Would you set down every entry shown below, precisely as written?
● ● ● ● ● ● ●
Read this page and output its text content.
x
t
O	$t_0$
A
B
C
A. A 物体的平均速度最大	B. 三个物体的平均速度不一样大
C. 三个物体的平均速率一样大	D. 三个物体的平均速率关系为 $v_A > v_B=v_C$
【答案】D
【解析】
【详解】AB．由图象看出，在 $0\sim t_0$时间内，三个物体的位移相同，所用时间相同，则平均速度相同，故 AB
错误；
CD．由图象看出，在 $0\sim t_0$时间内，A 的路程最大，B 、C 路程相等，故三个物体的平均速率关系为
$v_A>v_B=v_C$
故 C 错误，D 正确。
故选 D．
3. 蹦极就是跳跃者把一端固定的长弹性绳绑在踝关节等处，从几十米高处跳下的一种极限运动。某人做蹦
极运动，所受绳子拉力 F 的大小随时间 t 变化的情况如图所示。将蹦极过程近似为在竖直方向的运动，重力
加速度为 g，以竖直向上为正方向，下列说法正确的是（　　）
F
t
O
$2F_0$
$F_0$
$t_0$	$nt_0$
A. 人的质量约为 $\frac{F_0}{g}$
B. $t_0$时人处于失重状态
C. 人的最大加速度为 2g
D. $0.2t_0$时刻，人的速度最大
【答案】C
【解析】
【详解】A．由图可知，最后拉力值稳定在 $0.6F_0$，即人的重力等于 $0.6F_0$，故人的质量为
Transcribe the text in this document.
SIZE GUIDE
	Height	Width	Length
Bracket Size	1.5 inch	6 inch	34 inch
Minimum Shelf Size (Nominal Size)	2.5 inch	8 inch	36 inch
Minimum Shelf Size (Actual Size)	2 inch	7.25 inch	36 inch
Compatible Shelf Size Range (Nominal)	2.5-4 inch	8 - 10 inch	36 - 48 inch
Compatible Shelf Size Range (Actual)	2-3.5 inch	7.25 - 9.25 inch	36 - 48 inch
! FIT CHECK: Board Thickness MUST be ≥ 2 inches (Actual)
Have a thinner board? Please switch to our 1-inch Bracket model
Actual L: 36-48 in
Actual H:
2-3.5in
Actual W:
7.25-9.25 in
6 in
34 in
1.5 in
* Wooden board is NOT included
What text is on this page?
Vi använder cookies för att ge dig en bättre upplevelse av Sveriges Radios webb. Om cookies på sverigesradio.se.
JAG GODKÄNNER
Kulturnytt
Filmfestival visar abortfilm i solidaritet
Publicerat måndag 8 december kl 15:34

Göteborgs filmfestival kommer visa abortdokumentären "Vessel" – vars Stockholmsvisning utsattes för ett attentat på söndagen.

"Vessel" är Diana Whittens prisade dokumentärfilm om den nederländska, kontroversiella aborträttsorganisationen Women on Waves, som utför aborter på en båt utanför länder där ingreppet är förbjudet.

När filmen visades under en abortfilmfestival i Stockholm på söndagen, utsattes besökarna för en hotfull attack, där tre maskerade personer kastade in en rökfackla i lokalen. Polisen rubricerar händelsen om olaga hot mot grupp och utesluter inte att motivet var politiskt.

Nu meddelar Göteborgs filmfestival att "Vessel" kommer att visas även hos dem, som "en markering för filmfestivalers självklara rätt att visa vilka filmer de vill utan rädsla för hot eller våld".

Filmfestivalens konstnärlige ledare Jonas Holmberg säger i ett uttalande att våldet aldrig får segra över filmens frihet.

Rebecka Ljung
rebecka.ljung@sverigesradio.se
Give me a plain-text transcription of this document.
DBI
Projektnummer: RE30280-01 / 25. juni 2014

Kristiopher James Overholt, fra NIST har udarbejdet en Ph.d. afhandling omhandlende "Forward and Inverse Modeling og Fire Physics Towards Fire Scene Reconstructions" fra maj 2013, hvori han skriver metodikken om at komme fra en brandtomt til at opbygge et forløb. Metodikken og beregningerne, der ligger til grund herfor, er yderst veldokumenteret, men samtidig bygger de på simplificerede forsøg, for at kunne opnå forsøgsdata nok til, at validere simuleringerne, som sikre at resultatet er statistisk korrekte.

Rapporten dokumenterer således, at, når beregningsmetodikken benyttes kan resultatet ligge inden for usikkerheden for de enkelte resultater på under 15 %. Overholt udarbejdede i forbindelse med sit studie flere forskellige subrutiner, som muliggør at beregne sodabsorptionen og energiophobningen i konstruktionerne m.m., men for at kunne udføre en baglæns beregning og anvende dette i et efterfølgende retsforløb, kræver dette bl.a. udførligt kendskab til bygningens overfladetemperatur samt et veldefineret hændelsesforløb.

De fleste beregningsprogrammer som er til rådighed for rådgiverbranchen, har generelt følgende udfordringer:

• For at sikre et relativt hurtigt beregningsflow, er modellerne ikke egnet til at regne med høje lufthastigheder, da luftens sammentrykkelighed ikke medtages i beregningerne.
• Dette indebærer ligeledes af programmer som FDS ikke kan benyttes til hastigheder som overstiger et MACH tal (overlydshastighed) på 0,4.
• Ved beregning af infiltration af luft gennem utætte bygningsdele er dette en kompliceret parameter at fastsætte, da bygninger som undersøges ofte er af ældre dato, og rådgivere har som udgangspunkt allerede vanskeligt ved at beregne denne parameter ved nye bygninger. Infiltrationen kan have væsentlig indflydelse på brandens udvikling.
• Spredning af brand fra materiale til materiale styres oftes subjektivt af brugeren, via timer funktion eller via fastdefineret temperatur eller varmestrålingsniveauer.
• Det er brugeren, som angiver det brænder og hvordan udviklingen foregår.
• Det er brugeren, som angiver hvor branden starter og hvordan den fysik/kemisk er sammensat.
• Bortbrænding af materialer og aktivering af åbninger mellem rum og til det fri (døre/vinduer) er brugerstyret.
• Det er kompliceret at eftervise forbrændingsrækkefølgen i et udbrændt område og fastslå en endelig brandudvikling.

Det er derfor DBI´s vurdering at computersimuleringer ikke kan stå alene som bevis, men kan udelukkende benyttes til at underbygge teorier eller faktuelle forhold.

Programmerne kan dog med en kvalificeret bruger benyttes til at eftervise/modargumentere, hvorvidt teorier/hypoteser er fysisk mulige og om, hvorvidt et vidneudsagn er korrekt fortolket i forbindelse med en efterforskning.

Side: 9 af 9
● ● ● ● ● ● ●
• [TASK OUTPUT]
Read this page and output its text content.
x
t
O	$t_0$
A
B
C
A. A 物体的平均速度最大	B. 三个物体的平均速度不一样大
C. 三个物体的平均速率一样大	D. 三个物体的平均速率关系为 $v_A > v_B=v_C$
【答案】D
【解析】
【详解】AB．由图象看出，在 $0\sim t_0$时间内，三个物体的位移相同，所用时间相同，则平均速度相同，故 AB
错误；
CD．由图象看出，在 $0\sim t_0$时间内，A 的路程最大，B 、C 路程相等，故三个物体的平均速率关系为
$v_A>v_B=v_C$
故 C 错误，D 正确。
故选 D．
3. 蹦极就是跳跃者把一端固定的长弹性绳绑在踝关节等处，从几十米高处跳下的一种极限运动。某人做蹦
极运动，所受绳子拉力 F 的大小随时间 t 变化的情况如图所示。将蹦极过程近似为在竖直方向的运动，重力
加速度为 g，以竖直向上为正方向，下列说法正确的是（　　）
F
t
O
$2F_0$
$F_0$
$t_0$	$nt_0$
A. 人的质量约为 $\frac{F_0}{g}$
B. $t_0$时人处于失重状态
C. 人的最大加速度为 2g
D. $0.2t_0$时刻，人的速度最大
【答案】C
【解析】
【详解】A．由图可知，最后拉力值稳定在 $0.6F_0$，即人的重力等于 $0.6F_0$，故人的质量为
Transcribe the text in this document.
SIZE GUIDE
	Height	Width	Length
Bracket Size	1.5 inch	6 inch	34 inch
Minimum Shelf Size (Nominal Size)	2.5 inch	8 inch	36 inch
Minimum Shelf Size (Actual Size)	2 inch	7.25 inch	36 inch
Compatible Shelf Size Range (Nominal)	2.5-4 inch	8 - 10 inch	36 - 48 inch
Compatible Shelf Size Range (Actual)	2-3.5 inch	7.25 - 9.25 inch	36 - 48 inch
! FIT CHECK: Board Thickness MUST be ≥ 2 inches (Actual)
Have a thinner board? Please switch to our 1-inch Bracket model
Actual L: 36-48 in
Actual H:
2-3.5in
Actual W:
7.25-9.25 in
6 in
34 in
1.5 in
* Wooden board is NOT included
What text is on this page?
Vi använder cookies för att ge dig en bättre upplevelse av Sveriges Radios webb. Om cookies på sverigesradio.se.
JAG GODKÄNNER
Kulturnytt
Filmfestival visar abortfilm i solidaritet
Publicerat måndag 8 december kl 15:34

Göteborgs filmfestival kommer visa abortdokumentären "Vessel" – vars Stockholmsvisning utsattes för ett attentat på söndagen.

"Vessel" är Diana Whittens prisade dokumentärfilm om den nederländska, kontroversiella aborträttsorganisationen Women on Waves, som utför aborter på en båt utanför länder där ingreppet är förbjudet.

När filmen visades under en abortfilmfestival i Stockholm på söndagen, utsattes besökarna för en hotfull attack, där tre maskerade personer kastade in en rökfackla i lokalen. Polisen rubricerar händelsen om olaga hot mot grupp och utesluter inte att motivet var politiskt.

Nu meddelar Göteborgs filmfestival att "Vessel" kommer att visas även hos dem, som "en markering för filmfestivalers självklara rätt att visa vilka filmer de vill utan rädsla för hot eller våld".

Filmfestivalens konstnärlige ledare Jonas Holmberg säger i ett uttalande att våldet aldrig får segra över filmens frihet.

Rebecka Ljung
rebecka.ljung@sverigesradio.se
Give me a plain-text transcription of this document.
DBI
Projektnummer: RE30280-01 / 25. juni 2014

Kristiopher James Overholt, fra NIST har udarbejdet en Ph.d. afhandling omhandlende "Forward and Inverse Modeling og Fire Physics Towards Fire Scene Reconstructions" fra maj 2013, hvori han skriver metodikken om at komme fra en brandtomt til at opbygge et forløb. Metodikken og beregningerne, der ligger til grund herfor, er yderst veldokumenteret, men samtidig bygger de på simplificerede forsøg, for at kunne opnå forsøgsdata nok til, at validere simuleringerne, som sikre at resultatet er statistisk korrekte.

Rapporten dokumenterer således, at, når beregningsmetodikken benyttes kan resultatet ligge inden for usikkerheden for de enkelte resultater på under 15 %. Overholt udarbejdede i forbindelse med sit studie flere forskellige subrutiner, som muliggør at beregne sodabsorptionen og energiophobningen i konstruktionerne m.m., men for at kunne udføre en baglæns beregning og anvende dette i et efterfølgende retsforløb, kræver dette bl.a. udførligt kendskab til bygningens overfladetemperatur samt et veldefineret hændelsesforløb.

De fleste beregningsprogrammer som er til rådighed for rådgiverbranchen, har generelt følgende udfordringer:

• For at sikre et relativt hurtigt beregningsflow, er modellerne ikke egnet til at regne med høje lufthastigheder, da luftens sammentrykkelighed ikke medtages i beregningerne.
• Dette indebærer ligeledes af programmer som FDS ikke kan benyttes til hastigheder som overstiger et MACH tal (overlydshastighed) på 0,4.
• Ved beregning af infiltration af luft gennem utætte bygningsdele er dette en kompliceret parameter at fastsætte, da bygninger som undersøges ofte er af ældre dato, og rådgivere har som udgangspunkt allerede vanskeligt ved at beregne denne parameter ved nye bygninger. Infiltrationen kan have væsentlig indflydelse på brandens udvikling.
• Spredning af brand fra materiale til materiale styres oftes subjektivt af brugeren, via timer funktion eller via fastdefineret temperatur eller varmestrålingsniveauer.
• Det er brugeren, som angiver det brænder og hvordan udviklingen foregår.
• Det er brugeren, som angiver hvor branden starter og hvordan den fysik/kemisk er sammensat.
• Bortbrænding af materialer og aktivering af åbninger mellem rum og til det fri (døre/vinduer) er brugerstyret.
• Det er kompliceret at eftervise forbrændingsrækkefølgen i et udbrændt område og fastslå en endelig brandudvikling.

Det er derfor DBI´s vurdering at computersimuleringer ikke kan stå alene som bevis, men kan udelukkende benyttes til at underbygge teorier eller faktuelle forhold.

Programmerne kan dog med en kvalificeret bruger benyttes til at eftervise/modargumentere, hvorvidt teorier/hypoteser er fysisk mulige og om, hvorvidt et vidneudsagn er korrekt fortolket i forbindelse med en efterforskning.

Side: 9 af 9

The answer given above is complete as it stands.